**Exercise description:** Work out the number of lines in the listing that include the string "JSON". Reply with that number alone.
------------------------------------------------------------------------
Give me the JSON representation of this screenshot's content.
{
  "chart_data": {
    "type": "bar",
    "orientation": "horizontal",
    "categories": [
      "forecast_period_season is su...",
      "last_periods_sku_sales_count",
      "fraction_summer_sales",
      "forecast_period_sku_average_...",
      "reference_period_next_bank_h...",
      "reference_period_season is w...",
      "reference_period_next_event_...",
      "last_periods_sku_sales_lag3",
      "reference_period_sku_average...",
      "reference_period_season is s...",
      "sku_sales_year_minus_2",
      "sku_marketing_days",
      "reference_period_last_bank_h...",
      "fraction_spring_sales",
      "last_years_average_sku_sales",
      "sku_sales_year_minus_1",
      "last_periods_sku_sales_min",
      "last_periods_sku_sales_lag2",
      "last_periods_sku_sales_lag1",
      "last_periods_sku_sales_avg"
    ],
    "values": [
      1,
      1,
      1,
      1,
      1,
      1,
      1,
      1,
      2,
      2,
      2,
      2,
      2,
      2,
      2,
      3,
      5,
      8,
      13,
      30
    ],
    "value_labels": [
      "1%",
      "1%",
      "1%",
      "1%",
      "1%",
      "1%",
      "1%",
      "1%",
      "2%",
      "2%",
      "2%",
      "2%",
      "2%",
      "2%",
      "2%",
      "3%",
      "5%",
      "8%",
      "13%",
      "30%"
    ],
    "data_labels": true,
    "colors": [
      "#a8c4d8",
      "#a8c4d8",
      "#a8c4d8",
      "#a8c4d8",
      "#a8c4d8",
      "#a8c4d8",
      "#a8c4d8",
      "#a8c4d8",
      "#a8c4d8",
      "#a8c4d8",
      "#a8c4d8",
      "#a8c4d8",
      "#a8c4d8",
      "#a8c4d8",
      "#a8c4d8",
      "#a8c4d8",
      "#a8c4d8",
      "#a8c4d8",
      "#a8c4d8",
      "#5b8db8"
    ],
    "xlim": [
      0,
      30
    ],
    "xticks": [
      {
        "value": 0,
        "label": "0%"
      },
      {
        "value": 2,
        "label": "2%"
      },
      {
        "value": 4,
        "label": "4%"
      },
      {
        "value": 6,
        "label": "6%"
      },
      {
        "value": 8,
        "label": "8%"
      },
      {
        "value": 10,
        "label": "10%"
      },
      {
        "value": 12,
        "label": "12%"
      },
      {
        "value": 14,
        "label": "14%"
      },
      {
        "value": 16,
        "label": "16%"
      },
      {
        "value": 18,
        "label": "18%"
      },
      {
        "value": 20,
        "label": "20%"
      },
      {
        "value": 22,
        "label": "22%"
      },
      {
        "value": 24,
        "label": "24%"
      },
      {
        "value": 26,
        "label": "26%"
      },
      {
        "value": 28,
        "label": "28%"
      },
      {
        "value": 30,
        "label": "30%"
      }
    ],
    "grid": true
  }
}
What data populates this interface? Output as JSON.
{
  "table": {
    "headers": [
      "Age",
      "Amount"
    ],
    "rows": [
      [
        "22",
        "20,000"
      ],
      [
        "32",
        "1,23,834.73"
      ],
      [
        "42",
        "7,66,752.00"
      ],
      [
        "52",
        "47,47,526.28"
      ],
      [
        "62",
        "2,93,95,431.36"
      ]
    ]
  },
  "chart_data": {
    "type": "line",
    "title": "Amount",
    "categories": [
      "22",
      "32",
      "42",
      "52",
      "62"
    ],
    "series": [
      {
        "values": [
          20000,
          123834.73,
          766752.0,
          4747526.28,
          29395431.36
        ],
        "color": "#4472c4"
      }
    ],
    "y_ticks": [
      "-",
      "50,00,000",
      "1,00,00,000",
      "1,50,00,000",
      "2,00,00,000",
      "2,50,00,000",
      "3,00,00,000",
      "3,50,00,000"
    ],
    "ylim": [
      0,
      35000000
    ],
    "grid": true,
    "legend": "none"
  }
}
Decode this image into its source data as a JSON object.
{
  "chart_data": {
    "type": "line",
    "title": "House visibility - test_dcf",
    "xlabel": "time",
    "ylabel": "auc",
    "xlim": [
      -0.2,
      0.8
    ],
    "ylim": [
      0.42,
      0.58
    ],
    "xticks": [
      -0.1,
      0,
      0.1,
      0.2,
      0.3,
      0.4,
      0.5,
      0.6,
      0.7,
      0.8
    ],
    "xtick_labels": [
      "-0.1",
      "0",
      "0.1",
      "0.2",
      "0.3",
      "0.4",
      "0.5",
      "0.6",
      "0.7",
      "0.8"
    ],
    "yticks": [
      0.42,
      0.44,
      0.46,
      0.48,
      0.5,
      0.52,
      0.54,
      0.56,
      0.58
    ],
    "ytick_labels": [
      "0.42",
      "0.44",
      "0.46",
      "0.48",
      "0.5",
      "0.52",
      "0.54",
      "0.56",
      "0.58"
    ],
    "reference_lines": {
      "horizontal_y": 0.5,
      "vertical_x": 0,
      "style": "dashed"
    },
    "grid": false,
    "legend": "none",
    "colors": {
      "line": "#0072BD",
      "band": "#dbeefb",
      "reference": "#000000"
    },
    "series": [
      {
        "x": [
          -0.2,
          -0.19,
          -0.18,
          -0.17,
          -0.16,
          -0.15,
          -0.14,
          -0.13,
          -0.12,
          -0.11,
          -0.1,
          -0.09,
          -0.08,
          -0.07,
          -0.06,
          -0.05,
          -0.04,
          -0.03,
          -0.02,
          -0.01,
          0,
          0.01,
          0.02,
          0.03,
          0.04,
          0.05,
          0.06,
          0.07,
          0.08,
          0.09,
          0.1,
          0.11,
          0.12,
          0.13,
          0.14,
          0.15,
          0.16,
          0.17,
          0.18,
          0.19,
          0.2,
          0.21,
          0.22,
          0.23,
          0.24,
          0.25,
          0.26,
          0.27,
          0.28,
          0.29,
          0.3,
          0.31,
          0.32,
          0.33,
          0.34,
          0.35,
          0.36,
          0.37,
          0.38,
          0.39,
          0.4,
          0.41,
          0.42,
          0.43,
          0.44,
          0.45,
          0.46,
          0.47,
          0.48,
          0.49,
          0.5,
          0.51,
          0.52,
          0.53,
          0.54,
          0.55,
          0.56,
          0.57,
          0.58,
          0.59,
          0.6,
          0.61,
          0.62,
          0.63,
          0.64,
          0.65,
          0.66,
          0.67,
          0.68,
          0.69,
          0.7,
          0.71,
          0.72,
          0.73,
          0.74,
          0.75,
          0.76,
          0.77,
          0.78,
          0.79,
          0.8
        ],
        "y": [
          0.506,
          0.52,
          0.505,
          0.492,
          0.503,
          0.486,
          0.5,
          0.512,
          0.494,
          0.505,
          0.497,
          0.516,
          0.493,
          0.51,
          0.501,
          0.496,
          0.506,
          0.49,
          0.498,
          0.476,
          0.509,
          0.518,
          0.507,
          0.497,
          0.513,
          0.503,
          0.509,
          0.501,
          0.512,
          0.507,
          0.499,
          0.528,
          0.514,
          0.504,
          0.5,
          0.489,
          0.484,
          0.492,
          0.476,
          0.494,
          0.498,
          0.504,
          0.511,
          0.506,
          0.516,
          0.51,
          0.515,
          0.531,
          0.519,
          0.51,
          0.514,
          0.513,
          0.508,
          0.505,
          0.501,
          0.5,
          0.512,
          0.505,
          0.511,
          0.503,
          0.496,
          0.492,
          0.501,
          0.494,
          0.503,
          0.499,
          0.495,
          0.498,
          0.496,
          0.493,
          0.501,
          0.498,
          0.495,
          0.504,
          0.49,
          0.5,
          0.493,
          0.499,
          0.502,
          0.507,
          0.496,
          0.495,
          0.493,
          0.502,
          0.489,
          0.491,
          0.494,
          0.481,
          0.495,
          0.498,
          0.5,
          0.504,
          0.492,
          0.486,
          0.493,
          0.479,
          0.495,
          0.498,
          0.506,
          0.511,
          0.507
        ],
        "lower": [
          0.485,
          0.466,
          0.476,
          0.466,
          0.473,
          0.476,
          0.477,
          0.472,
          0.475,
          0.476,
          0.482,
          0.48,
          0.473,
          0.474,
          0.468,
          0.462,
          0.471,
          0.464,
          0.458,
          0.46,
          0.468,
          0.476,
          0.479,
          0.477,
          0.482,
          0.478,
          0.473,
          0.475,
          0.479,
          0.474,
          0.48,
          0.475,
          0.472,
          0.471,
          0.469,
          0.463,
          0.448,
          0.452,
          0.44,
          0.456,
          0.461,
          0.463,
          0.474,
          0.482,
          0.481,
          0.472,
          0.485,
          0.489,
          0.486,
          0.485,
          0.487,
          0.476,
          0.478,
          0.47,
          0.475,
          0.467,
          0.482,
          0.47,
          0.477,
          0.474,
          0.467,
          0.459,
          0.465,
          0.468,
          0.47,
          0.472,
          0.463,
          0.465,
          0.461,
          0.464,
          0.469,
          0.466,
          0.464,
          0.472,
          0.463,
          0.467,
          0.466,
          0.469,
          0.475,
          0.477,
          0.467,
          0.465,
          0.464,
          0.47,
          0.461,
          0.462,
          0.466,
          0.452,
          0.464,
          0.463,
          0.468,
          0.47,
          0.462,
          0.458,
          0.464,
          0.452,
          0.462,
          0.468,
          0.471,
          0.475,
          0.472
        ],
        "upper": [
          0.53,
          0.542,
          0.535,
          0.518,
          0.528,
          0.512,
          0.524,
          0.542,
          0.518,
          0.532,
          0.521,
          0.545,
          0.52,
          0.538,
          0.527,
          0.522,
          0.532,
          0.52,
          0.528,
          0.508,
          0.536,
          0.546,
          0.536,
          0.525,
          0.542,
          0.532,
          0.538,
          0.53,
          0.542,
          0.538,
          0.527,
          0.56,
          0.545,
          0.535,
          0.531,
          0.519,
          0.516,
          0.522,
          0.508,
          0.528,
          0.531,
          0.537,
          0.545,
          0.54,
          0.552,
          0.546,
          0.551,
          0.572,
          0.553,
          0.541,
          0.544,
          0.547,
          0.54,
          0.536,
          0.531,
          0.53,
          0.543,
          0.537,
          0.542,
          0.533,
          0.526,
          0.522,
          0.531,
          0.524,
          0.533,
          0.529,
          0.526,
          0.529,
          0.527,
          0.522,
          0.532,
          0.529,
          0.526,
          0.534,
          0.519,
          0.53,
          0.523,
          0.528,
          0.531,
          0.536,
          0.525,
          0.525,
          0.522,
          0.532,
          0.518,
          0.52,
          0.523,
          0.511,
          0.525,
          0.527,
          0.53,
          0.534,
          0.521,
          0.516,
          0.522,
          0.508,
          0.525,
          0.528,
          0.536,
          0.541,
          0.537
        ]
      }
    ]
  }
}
------------------------------------------------------------------------
**Task response:** 3